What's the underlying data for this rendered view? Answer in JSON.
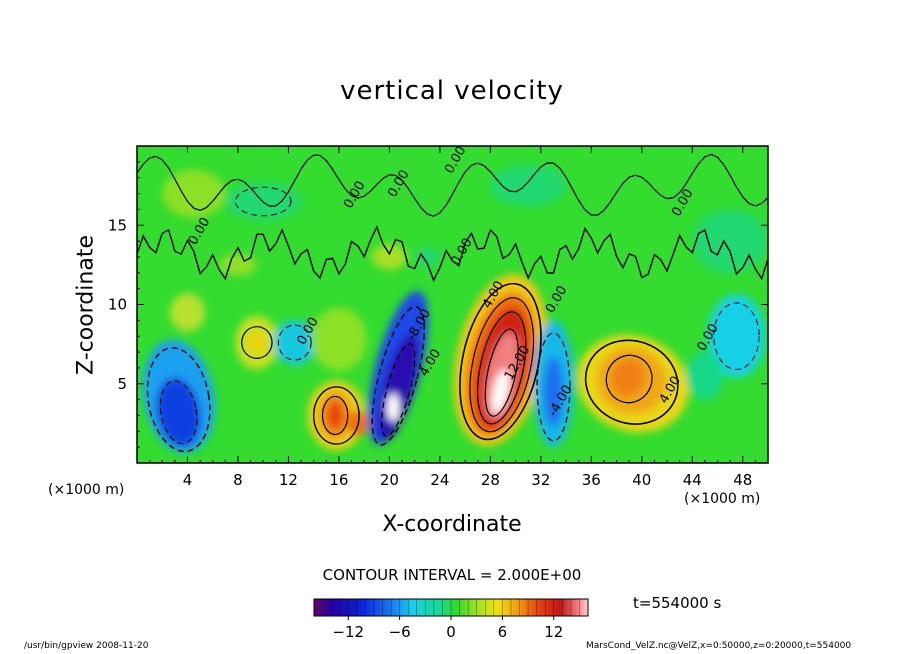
{
  "chart_data": {
    "type": "heatmap",
    "title": "vertical velocity",
    "xlabel": "X-coordinate",
    "ylabel": "Z-coordinate",
    "x_unit_left": "(×1000 m)",
    "x_unit_right": "(×1000 m)",
    "x_ticks": [
      4,
      8,
      12,
      16,
      20,
      24,
      28,
      32,
      36,
      40,
      44,
      48
    ],
    "y_ticks": [
      5,
      10,
      15
    ],
    "xlim": [
      0,
      50
    ],
    "ylim": [
      0,
      20
    ],
    "contour_interval_text": "CONTOUR INTERVAL = 2.000E+00",
    "time_text": "t=554000 s",
    "colorbar": {
      "range": [
        -16,
        16
      ],
      "ticks": [
        -12,
        -6,
        0,
        6,
        12
      ],
      "tick_labels": [
        "−12",
        "−6",
        "0",
        "6",
        "12"
      ]
    },
    "contour_labels": [
      {
        "text": "0.00",
        "x": 26,
        "z": 13.2
      },
      {
        "text": "0.00",
        "x": 21,
        "z": 17.5
      },
      {
        "text": "0.00",
        "x": 17.5,
        "z": 16.8
      },
      {
        "text": "0.00",
        "x": 25.5,
        "z": 19
      },
      {
        "text": "0.00",
        "x": 43.5,
        "z": 16.3
      },
      {
        "text": "0.00",
        "x": 5.2,
        "z": 14.5
      },
      {
        "text": "0.00",
        "x": 13.8,
        "z": 8.2
      },
      {
        "text": "0.00",
        "x": 33.5,
        "z": 10.2
      },
      {
        "text": "0.00",
        "x": 45.5,
        "z": 7.8
      },
      {
        "text": "4.00",
        "x": 28.5,
        "z": 10.5
      },
      {
        "text": "4.00",
        "x": 42.5,
        "z": 4.5
      },
      {
        "text": "4.00",
        "x": 23.5,
        "z": 6.2
      },
      {
        "text": "-8.00",
        "x": 22.6,
        "z": 8.6
      },
      {
        "text": "-4.00",
        "x": 33.8,
        "z": 3.8
      },
      {
        "text": "12.00",
        "x": 30.4,
        "z": 6.2
      }
    ],
    "features": [
      {
        "x": 29.3,
        "z": 5.5,
        "amplitude": 14,
        "note": "strong updraft"
      },
      {
        "x": 39.4,
        "z": 5.0,
        "amplitude": 7.5
      },
      {
        "x": 15.8,
        "z": 3.0,
        "amplitude": 8
      },
      {
        "x": 20.7,
        "z": 4.5,
        "amplitude": -13,
        "note": "strong downdraft"
      },
      {
        "x": 3.3,
        "z": 4.5,
        "amplitude": -8
      },
      {
        "x": 33.0,
        "z": 4.8,
        "amplitude": -6
      }
    ]
  },
  "footer_left": "/usr/bin/gpview  2008-11-20",
  "footer_right": "MarsCond_VelZ.nc@VelZ,x=0:50000,z=0:20000,t=554000"
}
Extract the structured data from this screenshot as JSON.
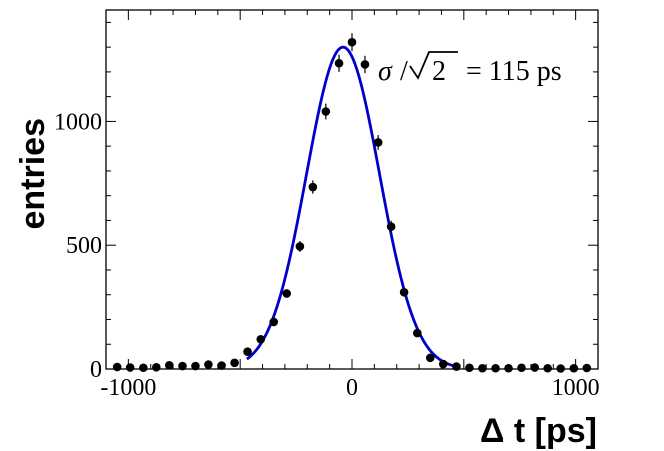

------------

Task details:
Collect each line of the entries that has the word "this", copying it in full.

Solved exercise:
What's the underlying data for this rendered view? Answer in JSON.
Extract the structured data from this screenshot as JSON.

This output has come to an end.